TASK REQUIREMENTS: Pull each line holding "ylabel" out of the entries below.

SUPPLIED INFORMATION:
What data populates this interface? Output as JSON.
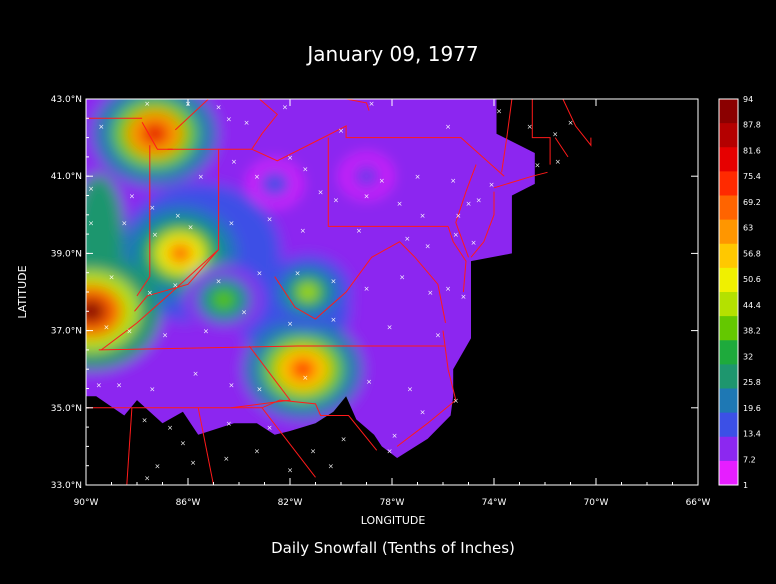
{
  "chart_data": {
    "type": "heatmap",
    "title": "January 09, 1977",
    "subtitle": "Daily Snowfall (Tenths of Inches)",
    "xlabel": "LONGITUDE",
    "ylabel": "LATITUDE",
    "xlim": [
      -90,
      -66
    ],
    "ylim": [
      33,
      43
    ],
    "x_ticks": [
      "90°W",
      "86°W",
      "82°W",
      "78°W",
      "74°W",
      "70°W",
      "66°W"
    ],
    "y_ticks": [
      "33.0°N",
      "35.0°N",
      "37.0°N",
      "39.0°N",
      "41.0°N",
      "43.0°N"
    ],
    "colorbar": {
      "labels": [
        "94",
        "87.8",
        "81.6",
        "75.4",
        "69.2",
        "63",
        "56.8",
        "50.6",
        "44.4",
        "38.2",
        "32",
        "25.8",
        "19.6",
        "13.4",
        "7.2",
        "1"
      ],
      "colors": [
        "#8b0000",
        "#b40000",
        "#e60000",
        "#ff2a00",
        "#ff6400",
        "#ff9600",
        "#ffc800",
        "#f0f000",
        "#b4e100",
        "#64c800",
        "#1eaa3c",
        "#1e966e",
        "#1e78b4",
        "#3c50e6",
        "#8c28f0",
        "#e61eff"
      ]
    },
    "snow_maxima": [
      {
        "lon": -87.3,
        "lat": 42.1,
        "value": 80
      },
      {
        "lon": -86.3,
        "lat": 39.0,
        "value": 70
      },
      {
        "lon": -89.8,
        "lat": 37.5,
        "value": 94
      },
      {
        "lon": -81.5,
        "lat": 36.0,
        "value": 75
      },
      {
        "lon": -81.3,
        "lat": 38.0,
        "value": 45
      },
      {
        "lon": -84.6,
        "lat": 37.8,
        "value": 40
      },
      {
        "lon": -82.6,
        "lat": 40.8,
        "value": 15
      },
      {
        "lon": -79.0,
        "lat": 41.0,
        "value": 13
      }
    ],
    "stations": [
      [
        -89.4,
        42.3
      ],
      [
        -87.6,
        42.9
      ],
      [
        -86.0,
        42.9
      ],
      [
        -84.8,
        42.8
      ],
      [
        -84.4,
        42.5
      ],
      [
        -83.7,
        42.4
      ],
      [
        -82.2,
        42.8
      ],
      [
        -80.0,
        42.2
      ],
      [
        -78.8,
        42.9
      ],
      [
        -75.8,
        42.3
      ],
      [
        -73.8,
        42.7
      ],
      [
        -72.6,
        42.3
      ],
      [
        -71.6,
        42.1
      ],
      [
        -71.0,
        42.4
      ],
      [
        -71.5,
        41.4
      ],
      [
        -72.3,
        41.3
      ],
      [
        -74.1,
        40.8
      ],
      [
        -89.8,
        40.7
      ],
      [
        -88.2,
        40.5
      ],
      [
        -87.4,
        40.2
      ],
      [
        -86.4,
        40.0
      ],
      [
        -85.5,
        41.0
      ],
      [
        -84.2,
        41.4
      ],
      [
        -83.3,
        41.0
      ],
      [
        -82.0,
        41.5
      ],
      [
        -81.4,
        41.2
      ],
      [
        -80.8,
        40.6
      ],
      [
        -80.2,
        40.4
      ],
      [
        -79.0,
        40.5
      ],
      [
        -78.4,
        40.9
      ],
      [
        -77.0,
        41.0
      ],
      [
        -75.6,
        40.9
      ],
      [
        -75.0,
        40.3
      ],
      [
        -75.4,
        40.0
      ],
      [
        -74.6,
        40.4
      ],
      [
        -76.8,
        40.0
      ],
      [
        -77.7,
        40.3
      ],
      [
        -89.8,
        39.8
      ],
      [
        -88.5,
        39.8
      ],
      [
        -87.3,
        39.5
      ],
      [
        -85.9,
        39.7
      ],
      [
        -84.3,
        39.8
      ],
      [
        -82.8,
        39.9
      ],
      [
        -81.5,
        39.6
      ],
      [
        -79.3,
        39.6
      ],
      [
        -77.4,
        39.4
      ],
      [
        -76.6,
        39.2
      ],
      [
        -75.5,
        39.5
      ],
      [
        -74.8,
        39.3
      ],
      [
        -89.0,
        38.4
      ],
      [
        -87.5,
        38.0
      ],
      [
        -86.5,
        38.2
      ],
      [
        -84.8,
        38.3
      ],
      [
        -83.2,
        38.5
      ],
      [
        -81.7,
        38.5
      ],
      [
        -80.3,
        38.3
      ],
      [
        -79.0,
        38.1
      ],
      [
        -77.6,
        38.4
      ],
      [
        -76.5,
        38.0
      ],
      [
        -75.8,
        38.1
      ],
      [
        -75.2,
        37.9
      ],
      [
        -89.2,
        37.1
      ],
      [
        -88.3,
        37.0
      ],
      [
        -86.9,
        36.9
      ],
      [
        -85.3,
        37.0
      ],
      [
        -83.8,
        37.5
      ],
      [
        -82.0,
        37.2
      ],
      [
        -80.3,
        37.3
      ],
      [
        -78.1,
        37.1
      ],
      [
        -76.2,
        36.9
      ],
      [
        -89.5,
        35.6
      ],
      [
        -88.7,
        35.6
      ],
      [
        -87.4,
        35.5
      ],
      [
        -85.7,
        35.9
      ],
      [
        -84.3,
        35.6
      ],
      [
        -83.2,
        35.5
      ],
      [
        -81.4,
        35.8
      ],
      [
        -78.9,
        35.7
      ],
      [
        -77.3,
        35.5
      ],
      [
        -76.8,
        34.9
      ],
      [
        -75.5,
        35.2
      ],
      [
        -87.7,
        34.7
      ],
      [
        -86.7,
        34.5
      ],
      [
        -86.2,
        34.1
      ],
      [
        -84.4,
        34.6
      ],
      [
        -82.8,
        34.5
      ],
      [
        -81.1,
        33.9
      ],
      [
        -79.9,
        34.2
      ],
      [
        -77.9,
        34.3
      ],
      [
        -87.6,
        33.2
      ],
      [
        -87.2,
        33.5
      ],
      [
        -85.8,
        33.6
      ],
      [
        -84.5,
        33.7
      ],
      [
        -83.3,
        33.9
      ],
      [
        -82.0,
        33.4
      ],
      [
        -80.4,
        33.5
      ],
      [
        -78.1,
        33.9
      ]
    ]
  }
}
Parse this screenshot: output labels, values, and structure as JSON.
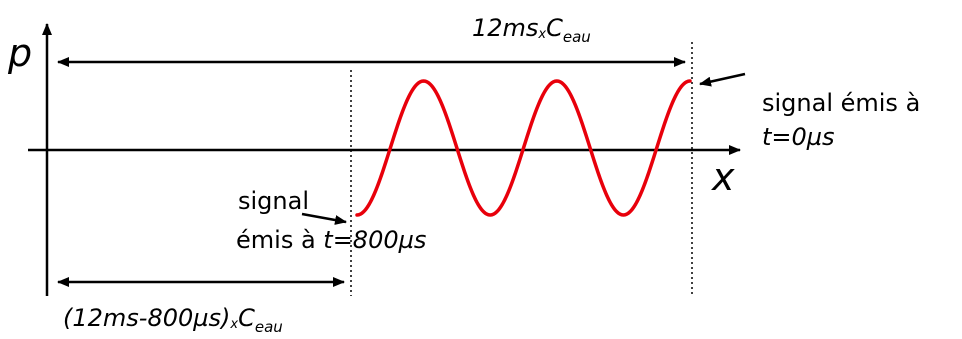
{
  "diagram": {
    "axis_p_label": "p",
    "axis_x_label": "x",
    "top_span": {
      "main": "12ms",
      "times": "x",
      "c": "C",
      "sub": "eau"
    },
    "bottom_span": {
      "main": "(12ms-800µs)",
      "times": "x",
      "c": "C",
      "sub": "eau"
    },
    "right_note": {
      "line1": "signal émis à",
      "line2": "t=0µs"
    },
    "left_note": {
      "line1": "signal",
      "line2_prefix": "émis à ",
      "line2_time": "t=800µs"
    },
    "colors": {
      "signal": "#e8000b",
      "ink": "#000000",
      "background": "#ffffff"
    },
    "signal": {
      "periods": 3,
      "phase_at_start": "minimum",
      "phase_at_end": "maximum"
    }
  }
}
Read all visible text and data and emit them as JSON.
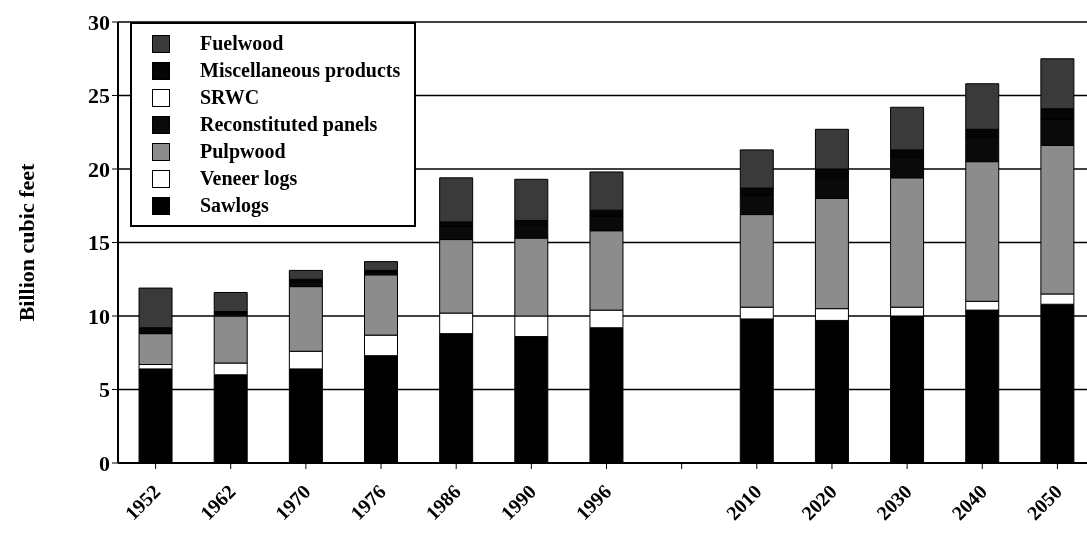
{
  "chart_data": {
    "type": "bar",
    "stacked": true,
    "ylabel": "Billion cubic feet",
    "categories": [
      "1952",
      "1962",
      "1970",
      "1976",
      "1986",
      "1990",
      "1996",
      null,
      "2010",
      "2020",
      "2030",
      "2040",
      "2050"
    ],
    "series": [
      {
        "name": "Sawlogs",
        "color": "#000000",
        "values": [
          6.4,
          6.0,
          6.4,
          7.3,
          8.8,
          8.6,
          9.2,
          null,
          9.8,
          9.7,
          10.0,
          10.4,
          10.8
        ]
      },
      {
        "name": "Veneer logs",
        "color": "#ffffff",
        "values": [
          0.3,
          0.8,
          1.2,
          1.4,
          1.4,
          1.4,
          1.2,
          null,
          0.8,
          0.8,
          0.6,
          0.6,
          0.7
        ]
      },
      {
        "name": "Pulpwood",
        "color": "#8c8c8c",
        "values": [
          2.1,
          3.2,
          4.4,
          4.1,
          5.0,
          5.3,
          5.4,
          null,
          6.3,
          7.5,
          8.8,
          9.5,
          10.1
        ]
      },
      {
        "name": "Reconstituted panels",
        "color": "#0a0a0a",
        "values": [
          null,
          0.2,
          0.3,
          0.2,
          0.9,
          0.9,
          1.0,
          null,
          1.3,
          1.4,
          1.4,
          1.6,
          1.8
        ]
      },
      {
        "name": "SRWC",
        "color": "#ffffff",
        "values": [
          null,
          null,
          null,
          null,
          null,
          null,
          null,
          null,
          null,
          null,
          null,
          null,
          null
        ]
      },
      {
        "name": "Miscellaneous products",
        "color": "#050505",
        "values": [
          0.4,
          0.1,
          0.2,
          0.1,
          0.3,
          0.3,
          0.4,
          null,
          0.5,
          0.6,
          0.5,
          0.6,
          0.7
        ]
      },
      {
        "name": "Fuelwood",
        "color": "#3a3a3a",
        "values": [
          2.7,
          1.3,
          0.6,
          0.6,
          3.0,
          2.8,
          2.6,
          null,
          2.6,
          2.7,
          2.9,
          3.1,
          3.4
        ]
      }
    ],
    "ylim": [
      0,
      30
    ],
    "yticks": [
      0,
      5,
      10,
      15,
      20,
      25,
      30
    ],
    "grid": "y",
    "legend": "top left"
  }
}
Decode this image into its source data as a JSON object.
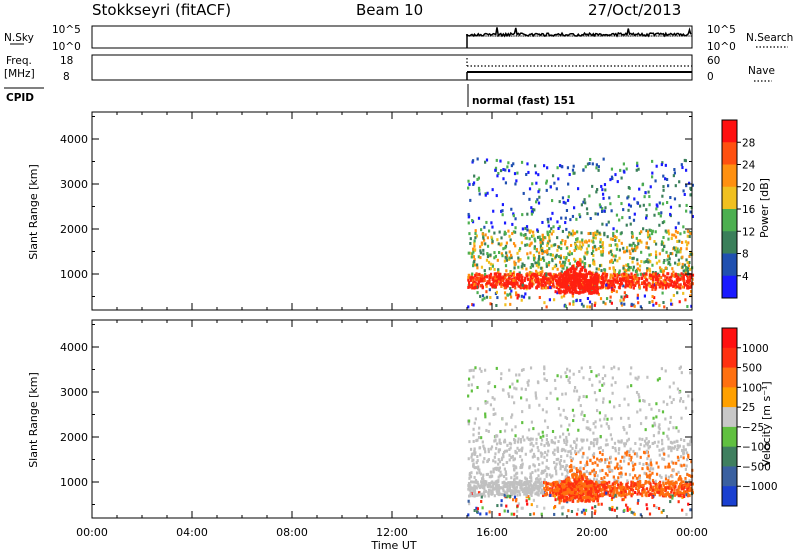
{
  "header": {
    "station": "Stokkseyri (fitACF)",
    "beam": "Beam 10",
    "date": "27/Oct/2013"
  },
  "panels": {
    "nsky": {
      "left_label": "N.Sky",
      "left_ticks": [
        "10^5",
        "10^0"
      ],
      "right_ticks": [
        "10^5",
        "10^0"
      ],
      "right_label": "N.Search"
    },
    "freq": {
      "left_label_line1": "Freq.",
      "left_label_line2": "[MHz]",
      "left_ticks": [
        "18",
        "8"
      ],
      "right_ticks": [
        "60",
        "0"
      ],
      "right_label": "Nave"
    },
    "cpid": {
      "label": "CPID",
      "text": "normal (fast) 151"
    }
  },
  "colors": {
    "power_scale": [
      "#1a1aff",
      "#2050b0",
      "#3a7f5a",
      "#4caf50",
      "#f0c020",
      "#ff9010",
      "#ff5010",
      "#ff1010"
    ],
    "velocity_scale": [
      "#1a40d0",
      "#3a60a0",
      "#3f7f5f",
      "#60c040",
      "#c8c8c8",
      "#ffa000",
      "#ff7010",
      "#ff3010",
      "#ff1010"
    ],
    "power_red": "#ff2010",
    "vel_gray": "#c0c0c0"
  },
  "chart_data": [
    {
      "type": "heatmap",
      "name": "power",
      "ylabel": "Slant Range [km]",
      "y_ticks": [
        "1000",
        "2000",
        "3000",
        "4000"
      ],
      "ylim": [
        200,
        4600
      ],
      "colorbar_label": "Power [dB]",
      "colorbar_ticks": [
        "4",
        "8",
        "12",
        "16",
        "20",
        "24",
        "28"
      ],
      "data_start": "15:00",
      "data_end": "00:00"
    },
    {
      "type": "heatmap",
      "name": "velocity",
      "ylabel": "Slant Range [km]",
      "y_ticks": [
        "1000",
        "2000",
        "3000",
        "4000"
      ],
      "ylim": [
        200,
        4600
      ],
      "colorbar_label": "Velocity [m s⁻¹]",
      "colorbar_ticks": [
        "1000",
        "500",
        "100",
        "25",
        "−25",
        "−100",
        "−500",
        "−1000"
      ],
      "data_start": "15:00",
      "data_end": "00:00"
    }
  ],
  "xaxis": {
    "ticks": [
      "00:00",
      "04:00",
      "08:00",
      "12:00",
      "16:00",
      "20:00",
      "00:00"
    ],
    "xlabel": "Time UT",
    "range_hours": [
      0,
      24
    ]
  }
}
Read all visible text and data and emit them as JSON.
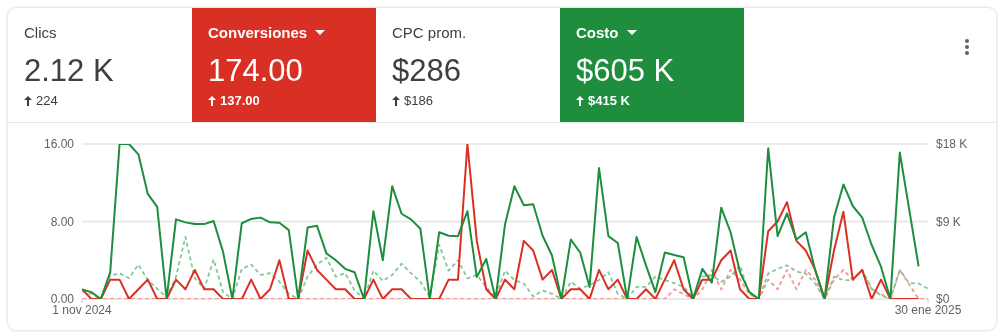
{
  "chart_data": [
    {
      "type": "other",
      "categories": [
        "Clics",
        "Conversiones",
        "CPC prom.",
        "Costo"
      ],
      "value_labels": [
        "2.12 K",
        "174.00",
        "$286",
        "$605 K"
      ],
      "annotations": [
        "224",
        "137.00",
        "$186",
        "$415 K"
      ],
      "colors": [
        null,
        "#d93025",
        null,
        "#1e8e3e"
      ]
    },
    {
      "type": "line",
      "x": [
        "2024-11-01",
        "2024-11-02",
        "2024-11-03",
        "2024-11-04",
        "2024-11-05",
        "2024-11-06",
        "2024-11-07",
        "2024-11-08",
        "2024-11-09",
        "2024-11-10",
        "2024-11-11",
        "2024-11-12",
        "2024-11-13",
        "2024-11-14",
        "2024-11-15",
        "2024-11-16",
        "2024-11-17",
        "2024-11-18",
        "2024-11-19",
        "2024-11-20",
        "2024-11-21",
        "2024-11-22",
        "2024-11-23",
        "2024-11-24",
        "2024-11-25",
        "2024-11-26",
        "2024-11-27",
        "2024-11-28",
        "2024-11-29",
        "2024-11-30",
        "2024-12-01",
        "2024-12-02",
        "2024-12-03",
        "2024-12-04",
        "2024-12-05",
        "2024-12-06",
        "2024-12-07",
        "2024-12-08",
        "2024-12-09",
        "2024-12-10",
        "2024-12-11",
        "2024-12-12",
        "2024-12-13",
        "2024-12-14",
        "2024-12-15",
        "2024-12-16",
        "2024-12-17",
        "2024-12-18",
        "2024-12-19",
        "2024-12-20",
        "2024-12-21",
        "2024-12-22",
        "2024-12-23",
        "2024-12-24",
        "2024-12-25",
        "2024-12-26",
        "2024-12-27",
        "2024-12-28",
        "2024-12-29",
        "2024-12-30",
        "2024-12-31",
        "2025-01-01",
        "2025-01-02",
        "2025-01-03",
        "2025-01-04",
        "2025-01-05",
        "2025-01-06",
        "2025-01-07",
        "2025-01-08",
        "2025-01-09",
        "2025-01-10",
        "2025-01-11",
        "2025-01-12",
        "2025-01-13",
        "2025-01-14",
        "2025-01-15",
        "2025-01-16",
        "2025-01-17",
        "2025-01-18",
        "2025-01-19",
        "2025-01-20",
        "2025-01-21",
        "2025-01-22",
        "2025-01-23",
        "2025-01-24",
        "2025-01-25",
        "2025-01-26",
        "2025-01-27",
        "2025-01-28",
        "2025-01-29",
        "2025-01-30"
      ],
      "xlim": [
        "2024-11-01",
        "2025-01-30"
      ],
      "xticks": [
        {
          "value": "2024-11-01",
          "label": "1 nov 2024"
        },
        {
          "value": "2025-01-30",
          "label": "30 ene 2025"
        }
      ],
      "ylim": [
        0,
        16
      ],
      "yticks": [
        {
          "value": 0,
          "label": "0.00"
        },
        {
          "value": 8,
          "label": "8.00"
        },
        {
          "value": 16,
          "label": "16.00"
        }
      ],
      "y2lim": [
        0,
        18000
      ],
      "y2ticks": [
        {
          "value": 0,
          "label": "$0"
        },
        {
          "value": 9000,
          "label": "$9 K"
        },
        {
          "value": 18000,
          "label": "$18 K"
        }
      ],
      "grid": "y",
      "marker": "none",
      "line_style": "solid",
      "series": [
        {
          "color": "#f09a93",
          "line_style": "dashed",
          "values": [
            0,
            0,
            0,
            0,
            0,
            0,
            0,
            0,
            0,
            0,
            0,
            0,
            0,
            0,
            0,
            0,
            0,
            0,
            0,
            0,
            0,
            0,
            0,
            0,
            0,
            0,
            0,
            0,
            0,
            0,
            0,
            0,
            0,
            0,
            0,
            0,
            0,
            0,
            0,
            0,
            0,
            0,
            0,
            0,
            0,
            0,
            0,
            0,
            0,
            0,
            0,
            0,
            0,
            0,
            0,
            0,
            0,
            0,
            0,
            0,
            0,
            0,
            0,
            1,
            0.5,
            0,
            1,
            3,
            1,
            3,
            2,
            0.5,
            0,
            2,
            1,
            3,
            1,
            3,
            2,
            0,
            2,
            3,
            2,
            3,
            1,
            0.5,
            0,
            3,
            1.5,
            0,
            0
          ]
        },
        {
          "color": "#81c995",
          "line_style": "dashed",
          "axis": "y2",
          "values": [
            1000,
            600,
            0,
            2700,
            3000,
            2400,
            4000,
            2200,
            1200,
            200,
            2600,
            7200,
            2400,
            1200,
            4600,
            800,
            0,
            3500,
            4000,
            2800,
            3000,
            2000,
            600,
            0,
            2600,
            4000,
            4800,
            2600,
            3000,
            1000,
            0,
            3300,
            2100,
            2800,
            4100,
            3000,
            2000,
            200,
            6300,
            3300,
            4500,
            2400,
            2800,
            1400,
            200,
            3300,
            2200,
            1800,
            300,
            1000,
            600,
            0,
            2000,
            1200,
            1600,
            2200,
            3100,
            600,
            0,
            1400,
            1400,
            2600,
            2200,
            1850,
            1400,
            200,
            2600,
            2750,
            2000,
            2600,
            3900,
            600,
            0,
            2950,
            3500,
            3900,
            3200,
            2950,
            1800,
            0,
            2600,
            2200,
            2200,
            3400,
            1200,
            400,
            0,
            3350,
            1850,
            1800,
            1200
          ]
        },
        {
          "color": "#d93025",
          "values": [
            1,
            0,
            0,
            2,
            2,
            0,
            1,
            2,
            0,
            0,
            2,
            1,
            3,
            1,
            1,
            0,
            0,
            0,
            2,
            0,
            1,
            4,
            0,
            0,
            5,
            3,
            2,
            1,
            1,
            0,
            0,
            2,
            0,
            1,
            1,
            0,
            0,
            0,
            0,
            2,
            2,
            16,
            6,
            1,
            0,
            2,
            1,
            6,
            5,
            2,
            3,
            0,
            1,
            1,
            0,
            3,
            1,
            2,
            0,
            0,
            1,
            0,
            2,
            4,
            1,
            0,
            2,
            2,
            4,
            5,
            1,
            0,
            0,
            7,
            8,
            10,
            6,
            5,
            3,
            0,
            5,
            9,
            2,
            3,
            0,
            2,
            0,
            0,
            0,
            0,
            null
          ]
        },
        {
          "color": "#1e8e3e",
          "axis": "y2",
          "values": [
            1100,
            800,
            0,
            3100,
            18000,
            18000,
            16800,
            12200,
            10700,
            0,
            9250,
            8900,
            8700,
            8700,
            9050,
            5500,
            0,
            8800,
            9300,
            9450,
            8900,
            8850,
            8000,
            0,
            8300,
            8500,
            5300,
            4500,
            3500,
            3100,
            0,
            10200,
            4500,
            13100,
            9900,
            9250,
            8150,
            0,
            7750,
            7350,
            7300,
            10200,
            2550,
            4650,
            0,
            8650,
            13100,
            10900,
            11000,
            7350,
            5050,
            0,
            6900,
            5400,
            1400,
            15200,
            7300,
            6500,
            0,
            7200,
            3900,
            800,
            5400,
            5100,
            4850,
            0,
            3500,
            1900,
            10600,
            7750,
            3100,
            800,
            0,
            17500,
            7300,
            9950,
            6900,
            7750,
            3350,
            0,
            9450,
            13300,
            10800,
            9450,
            6300,
            3750,
            0,
            17000,
            10400,
            3800,
            null
          ]
        }
      ]
    }
  ]
}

ANSWER TO THIS PROBLEM:
    "ylabel": "LATITUDE",
    "ylabel": "Billion cubic feet",
      "ylabel": "Slant Range [km]",
      "ylabel": "Slant Range [km]",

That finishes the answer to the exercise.